Work to do – Turn the lines from the one containing "What elements are" through the one containing "echo-point xyxy=(253,248,264,255)" into a numbered list, leaving out blank lines and pictures.

Available records –
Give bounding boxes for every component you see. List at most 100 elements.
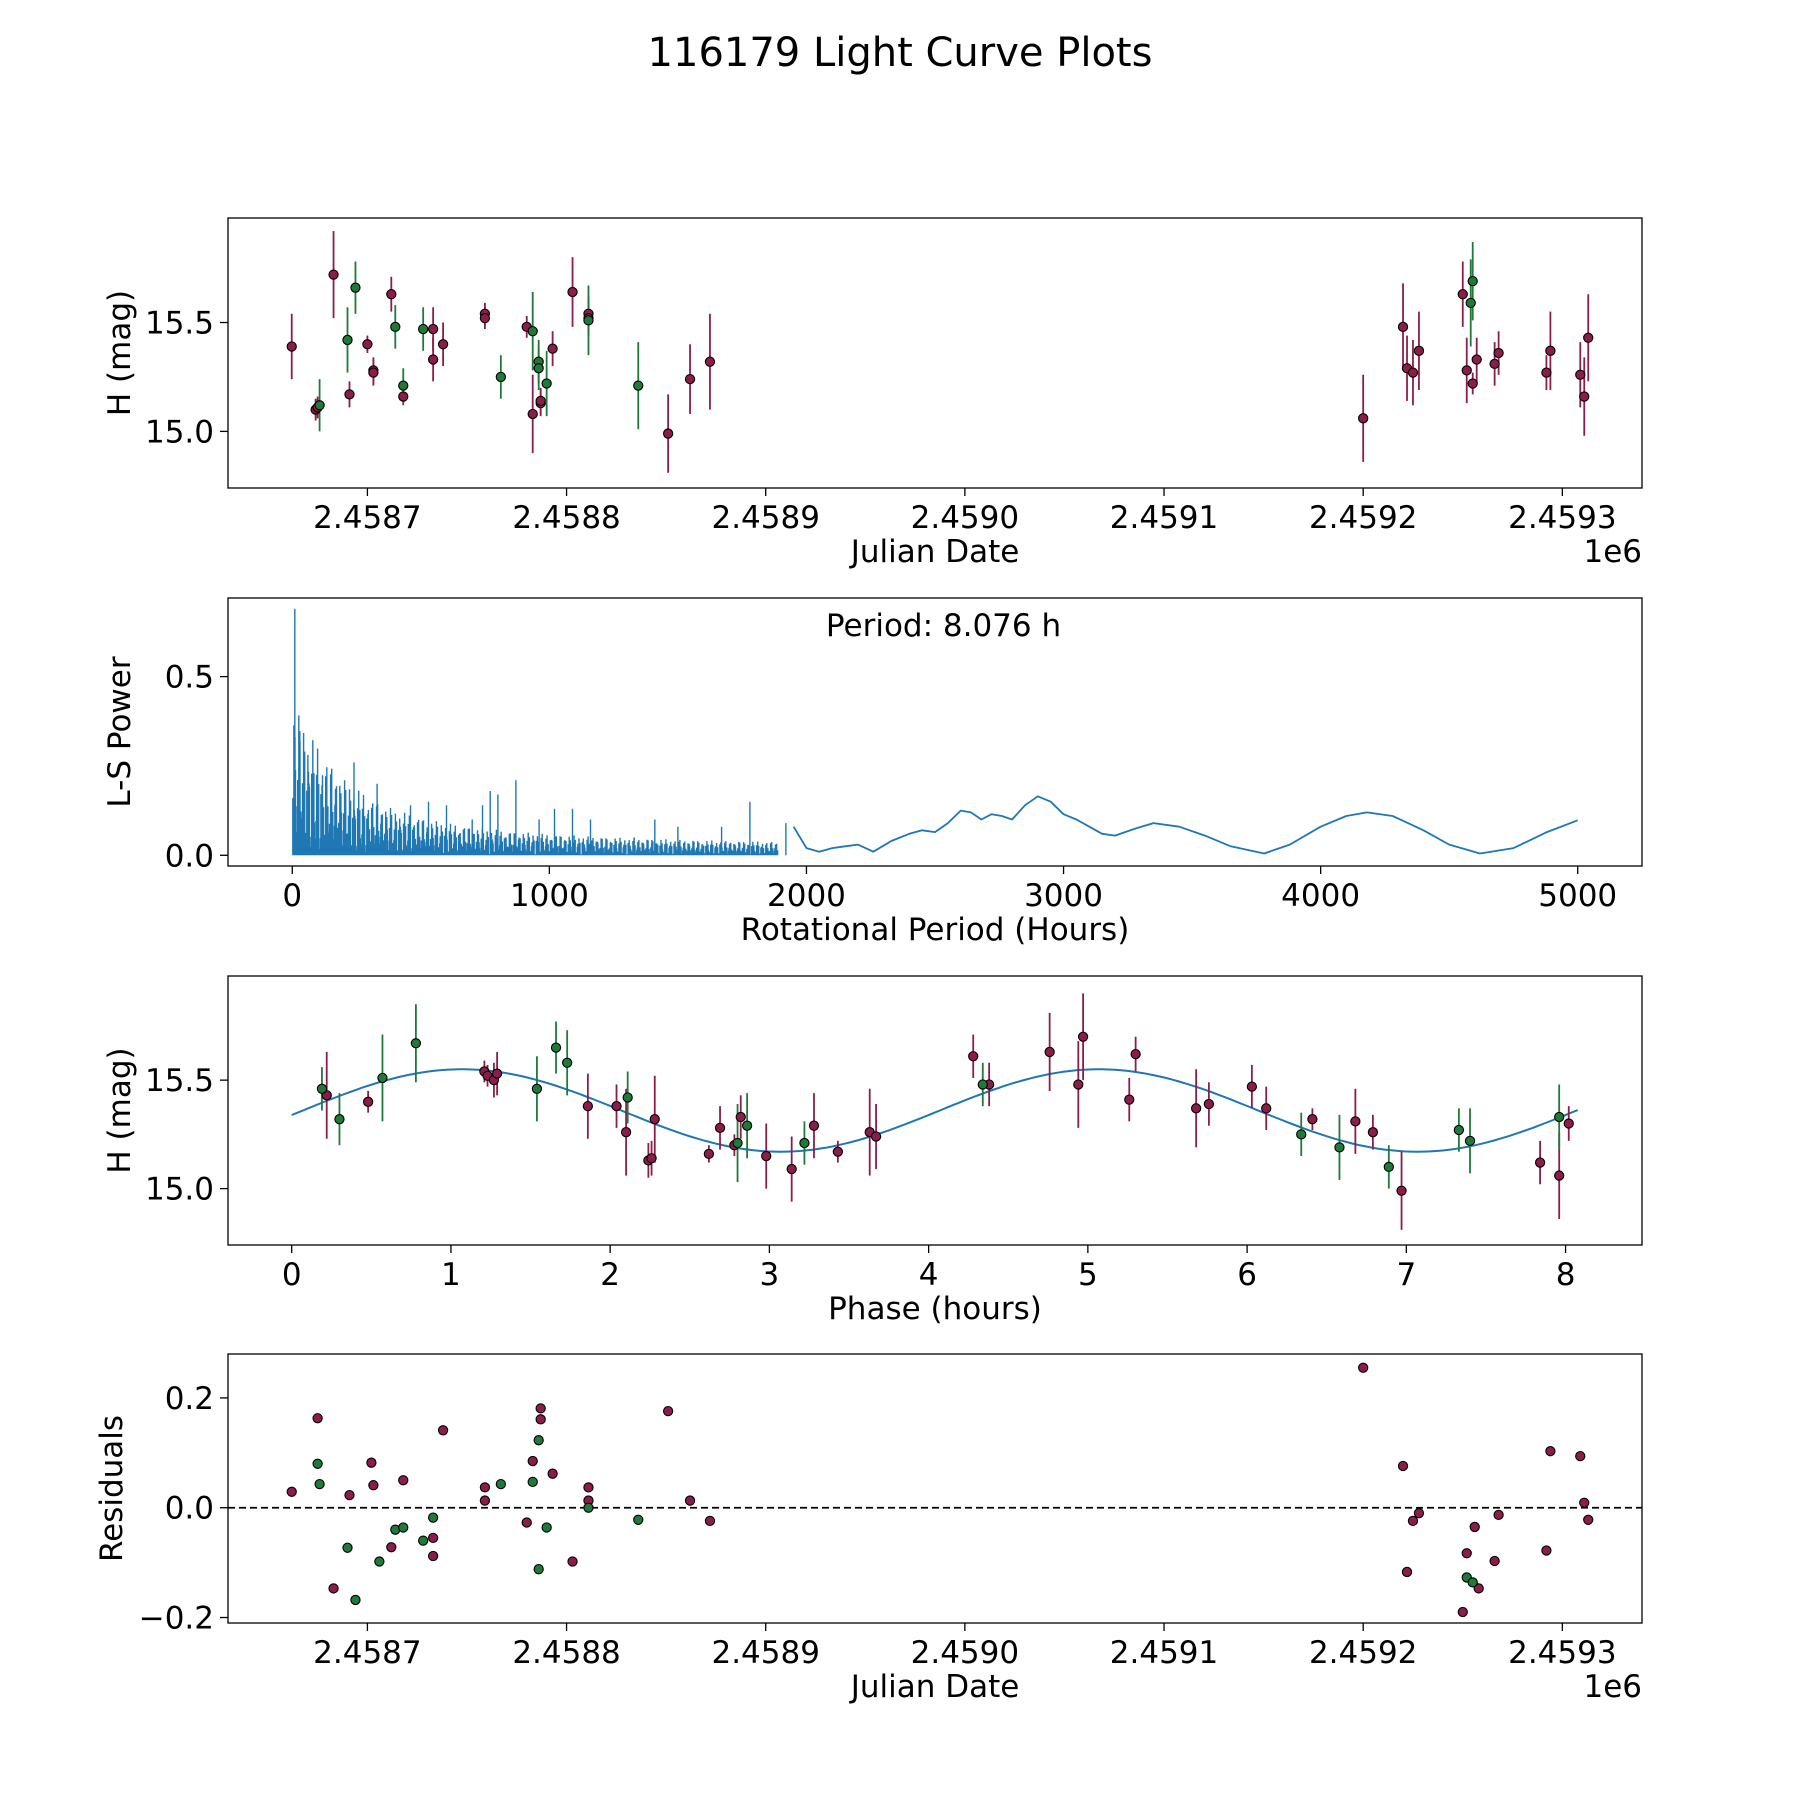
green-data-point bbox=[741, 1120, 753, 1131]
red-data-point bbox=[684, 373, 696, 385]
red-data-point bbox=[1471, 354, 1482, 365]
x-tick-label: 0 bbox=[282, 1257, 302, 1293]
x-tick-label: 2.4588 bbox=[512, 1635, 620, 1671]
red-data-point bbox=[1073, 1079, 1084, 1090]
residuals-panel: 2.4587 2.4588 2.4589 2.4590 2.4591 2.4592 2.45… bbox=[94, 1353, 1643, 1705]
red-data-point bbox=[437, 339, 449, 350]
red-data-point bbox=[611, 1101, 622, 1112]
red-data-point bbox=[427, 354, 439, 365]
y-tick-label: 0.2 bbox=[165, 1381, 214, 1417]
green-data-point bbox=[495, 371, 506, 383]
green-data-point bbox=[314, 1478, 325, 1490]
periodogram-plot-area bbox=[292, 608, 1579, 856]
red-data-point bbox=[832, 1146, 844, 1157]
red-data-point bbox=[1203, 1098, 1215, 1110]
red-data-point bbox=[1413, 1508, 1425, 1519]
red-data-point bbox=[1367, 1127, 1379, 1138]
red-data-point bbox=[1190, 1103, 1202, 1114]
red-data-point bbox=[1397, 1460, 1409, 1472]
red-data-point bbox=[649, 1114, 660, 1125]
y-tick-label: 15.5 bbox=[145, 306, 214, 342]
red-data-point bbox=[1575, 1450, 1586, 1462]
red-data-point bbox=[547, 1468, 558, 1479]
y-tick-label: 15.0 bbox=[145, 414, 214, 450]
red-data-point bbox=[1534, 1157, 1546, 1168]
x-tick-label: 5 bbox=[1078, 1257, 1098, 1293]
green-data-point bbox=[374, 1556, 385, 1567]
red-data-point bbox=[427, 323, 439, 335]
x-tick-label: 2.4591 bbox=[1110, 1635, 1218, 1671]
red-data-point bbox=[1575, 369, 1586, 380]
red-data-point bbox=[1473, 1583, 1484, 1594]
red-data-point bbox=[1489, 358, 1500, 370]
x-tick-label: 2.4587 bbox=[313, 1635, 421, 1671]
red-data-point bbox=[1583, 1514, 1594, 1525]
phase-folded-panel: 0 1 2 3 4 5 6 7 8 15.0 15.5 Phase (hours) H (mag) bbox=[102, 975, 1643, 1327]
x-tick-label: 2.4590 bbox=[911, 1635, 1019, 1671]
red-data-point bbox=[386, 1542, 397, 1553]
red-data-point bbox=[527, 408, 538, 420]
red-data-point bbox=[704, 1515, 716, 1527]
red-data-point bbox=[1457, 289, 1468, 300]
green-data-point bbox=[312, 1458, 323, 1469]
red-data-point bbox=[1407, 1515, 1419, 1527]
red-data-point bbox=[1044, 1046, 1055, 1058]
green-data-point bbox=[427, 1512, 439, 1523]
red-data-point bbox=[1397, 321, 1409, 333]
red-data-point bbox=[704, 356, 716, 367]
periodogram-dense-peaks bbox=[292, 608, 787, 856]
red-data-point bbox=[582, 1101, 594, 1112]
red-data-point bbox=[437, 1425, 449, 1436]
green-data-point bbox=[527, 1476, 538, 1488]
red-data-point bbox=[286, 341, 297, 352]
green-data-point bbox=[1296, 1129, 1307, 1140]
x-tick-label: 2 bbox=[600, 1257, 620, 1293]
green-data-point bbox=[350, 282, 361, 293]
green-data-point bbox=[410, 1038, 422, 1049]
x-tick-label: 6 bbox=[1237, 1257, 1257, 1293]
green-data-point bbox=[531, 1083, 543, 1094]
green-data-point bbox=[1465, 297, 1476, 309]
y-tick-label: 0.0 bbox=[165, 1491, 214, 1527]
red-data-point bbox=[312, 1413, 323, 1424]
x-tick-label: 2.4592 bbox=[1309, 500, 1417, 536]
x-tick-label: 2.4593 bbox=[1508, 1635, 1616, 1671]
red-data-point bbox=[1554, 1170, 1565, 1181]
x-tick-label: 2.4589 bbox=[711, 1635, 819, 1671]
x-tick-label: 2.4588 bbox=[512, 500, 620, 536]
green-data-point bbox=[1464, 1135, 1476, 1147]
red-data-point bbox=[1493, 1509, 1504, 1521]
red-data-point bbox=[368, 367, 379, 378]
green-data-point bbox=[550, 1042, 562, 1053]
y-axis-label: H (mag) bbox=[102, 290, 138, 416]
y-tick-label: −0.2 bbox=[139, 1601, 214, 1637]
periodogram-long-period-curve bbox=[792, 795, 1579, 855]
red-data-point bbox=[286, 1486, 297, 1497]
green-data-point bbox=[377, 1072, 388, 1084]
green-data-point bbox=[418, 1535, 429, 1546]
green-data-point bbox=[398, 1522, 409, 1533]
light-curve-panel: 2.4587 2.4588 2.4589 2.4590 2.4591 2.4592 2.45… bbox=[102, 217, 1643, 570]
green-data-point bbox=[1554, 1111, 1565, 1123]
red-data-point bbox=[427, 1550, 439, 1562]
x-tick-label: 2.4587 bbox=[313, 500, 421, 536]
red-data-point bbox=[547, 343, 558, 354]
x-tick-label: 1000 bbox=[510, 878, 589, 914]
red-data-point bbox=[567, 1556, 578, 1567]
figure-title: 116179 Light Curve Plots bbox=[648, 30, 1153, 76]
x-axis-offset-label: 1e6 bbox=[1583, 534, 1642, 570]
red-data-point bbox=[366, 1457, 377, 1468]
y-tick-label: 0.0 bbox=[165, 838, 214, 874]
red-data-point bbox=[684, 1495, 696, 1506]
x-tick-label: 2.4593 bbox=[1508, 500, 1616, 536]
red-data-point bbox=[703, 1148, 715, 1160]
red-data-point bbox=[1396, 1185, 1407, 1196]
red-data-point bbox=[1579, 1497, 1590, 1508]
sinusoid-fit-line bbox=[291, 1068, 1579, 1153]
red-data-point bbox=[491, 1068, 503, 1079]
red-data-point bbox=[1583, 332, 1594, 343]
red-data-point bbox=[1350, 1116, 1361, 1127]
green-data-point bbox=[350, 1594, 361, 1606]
---
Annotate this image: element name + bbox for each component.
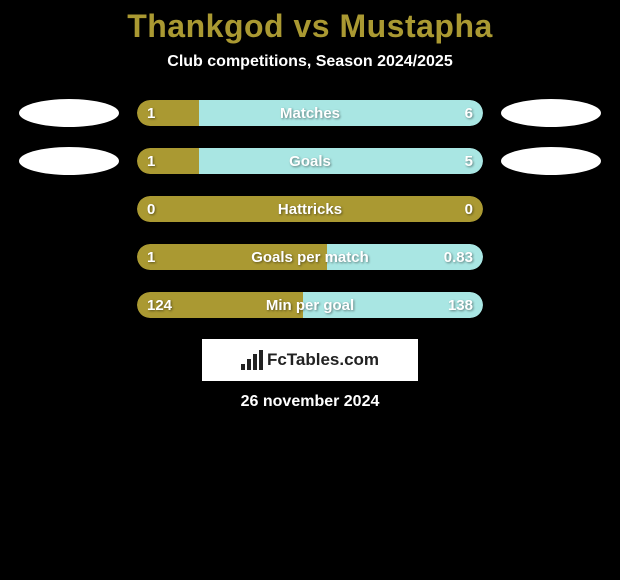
* * *
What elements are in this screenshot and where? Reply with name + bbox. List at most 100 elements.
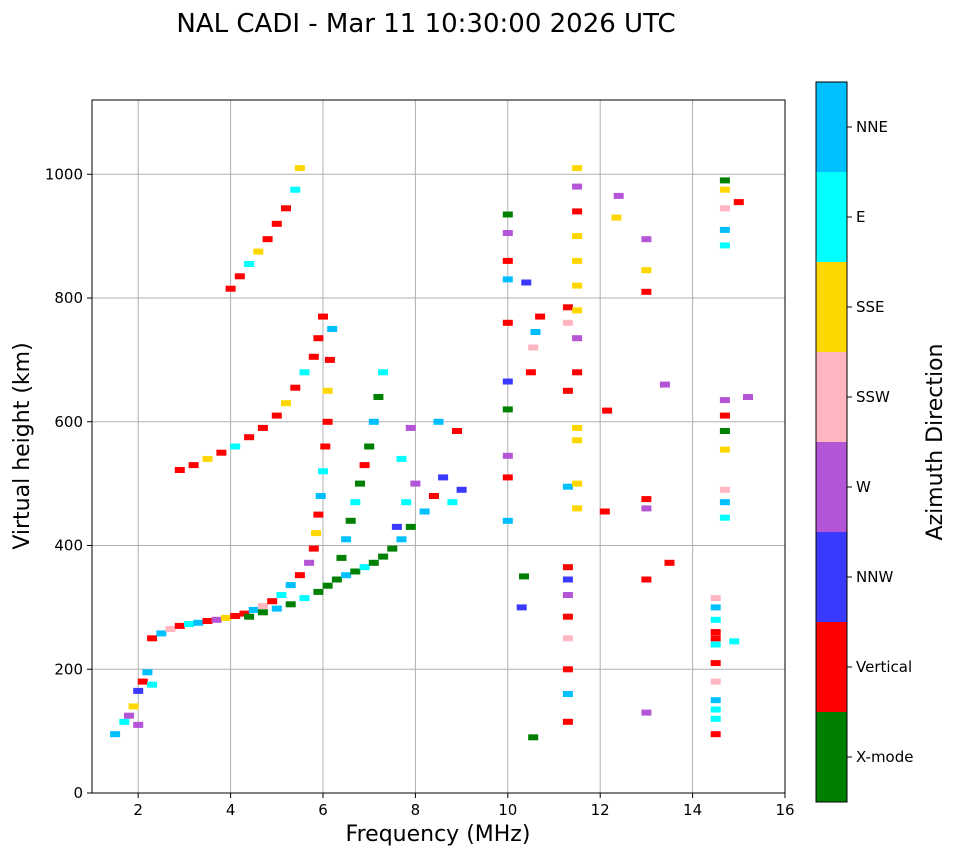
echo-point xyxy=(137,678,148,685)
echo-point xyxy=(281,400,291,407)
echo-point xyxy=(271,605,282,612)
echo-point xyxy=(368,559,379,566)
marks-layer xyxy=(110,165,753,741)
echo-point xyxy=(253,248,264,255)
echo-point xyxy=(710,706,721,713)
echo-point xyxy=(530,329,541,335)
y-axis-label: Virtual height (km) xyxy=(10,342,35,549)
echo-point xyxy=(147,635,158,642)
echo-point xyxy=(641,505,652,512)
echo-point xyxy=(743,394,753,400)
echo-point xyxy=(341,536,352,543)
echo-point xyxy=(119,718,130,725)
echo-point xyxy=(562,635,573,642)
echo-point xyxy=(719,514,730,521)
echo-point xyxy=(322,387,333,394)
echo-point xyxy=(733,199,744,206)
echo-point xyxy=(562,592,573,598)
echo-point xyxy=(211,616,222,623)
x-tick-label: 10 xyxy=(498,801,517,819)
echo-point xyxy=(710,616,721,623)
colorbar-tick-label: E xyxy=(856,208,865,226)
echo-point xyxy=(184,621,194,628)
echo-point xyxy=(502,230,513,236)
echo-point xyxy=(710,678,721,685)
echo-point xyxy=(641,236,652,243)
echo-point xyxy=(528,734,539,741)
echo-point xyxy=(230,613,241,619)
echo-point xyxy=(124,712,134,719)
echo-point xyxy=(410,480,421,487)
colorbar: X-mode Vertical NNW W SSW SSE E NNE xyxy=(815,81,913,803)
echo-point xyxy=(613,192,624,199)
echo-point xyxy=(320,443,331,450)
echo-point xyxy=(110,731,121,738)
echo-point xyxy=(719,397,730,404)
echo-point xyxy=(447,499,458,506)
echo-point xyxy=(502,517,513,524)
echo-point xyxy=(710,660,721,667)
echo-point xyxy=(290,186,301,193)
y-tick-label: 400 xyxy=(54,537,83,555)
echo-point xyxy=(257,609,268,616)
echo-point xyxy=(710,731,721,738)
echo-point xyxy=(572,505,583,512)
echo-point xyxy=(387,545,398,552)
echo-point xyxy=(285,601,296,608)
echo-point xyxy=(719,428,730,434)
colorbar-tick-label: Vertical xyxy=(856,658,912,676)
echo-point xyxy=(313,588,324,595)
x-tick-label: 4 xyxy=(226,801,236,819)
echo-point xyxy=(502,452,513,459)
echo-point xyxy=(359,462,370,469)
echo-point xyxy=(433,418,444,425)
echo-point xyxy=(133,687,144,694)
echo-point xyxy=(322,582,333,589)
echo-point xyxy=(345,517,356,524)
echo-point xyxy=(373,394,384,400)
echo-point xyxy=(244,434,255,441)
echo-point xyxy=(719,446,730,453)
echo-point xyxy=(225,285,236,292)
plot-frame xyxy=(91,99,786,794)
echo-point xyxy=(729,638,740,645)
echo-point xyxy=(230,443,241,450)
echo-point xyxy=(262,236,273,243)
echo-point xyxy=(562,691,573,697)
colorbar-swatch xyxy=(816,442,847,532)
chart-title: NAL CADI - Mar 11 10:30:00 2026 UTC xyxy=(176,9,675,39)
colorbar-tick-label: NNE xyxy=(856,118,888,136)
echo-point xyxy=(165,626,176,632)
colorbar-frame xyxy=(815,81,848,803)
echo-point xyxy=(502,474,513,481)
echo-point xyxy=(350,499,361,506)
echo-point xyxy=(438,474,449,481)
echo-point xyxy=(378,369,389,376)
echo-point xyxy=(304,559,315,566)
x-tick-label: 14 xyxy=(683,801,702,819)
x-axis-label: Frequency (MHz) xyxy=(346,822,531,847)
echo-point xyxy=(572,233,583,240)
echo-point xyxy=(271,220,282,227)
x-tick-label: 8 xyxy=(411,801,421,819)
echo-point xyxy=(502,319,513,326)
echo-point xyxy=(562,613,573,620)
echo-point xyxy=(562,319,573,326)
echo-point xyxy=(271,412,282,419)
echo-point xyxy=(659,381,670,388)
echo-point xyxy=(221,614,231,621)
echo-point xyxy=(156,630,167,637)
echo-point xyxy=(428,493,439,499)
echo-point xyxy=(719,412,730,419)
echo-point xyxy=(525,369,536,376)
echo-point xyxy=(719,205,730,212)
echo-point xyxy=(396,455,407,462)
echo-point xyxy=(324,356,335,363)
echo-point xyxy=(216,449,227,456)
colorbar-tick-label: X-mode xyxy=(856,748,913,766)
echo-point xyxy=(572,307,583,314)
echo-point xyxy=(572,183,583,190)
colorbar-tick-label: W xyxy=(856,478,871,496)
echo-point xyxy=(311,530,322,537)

Result of the exercise –
1. What elements are in this screenshot and where? Reply with name + bbox. List at most 100 elements.
2. echo-point xyxy=(137,678,148,685)
3. echo-point xyxy=(281,400,291,407)
4. echo-point xyxy=(271,605,282,612)
5. echo-point xyxy=(368,559,379,566)
6. marks-layer xyxy=(110,165,753,741)
7. echo-point xyxy=(253,248,264,255)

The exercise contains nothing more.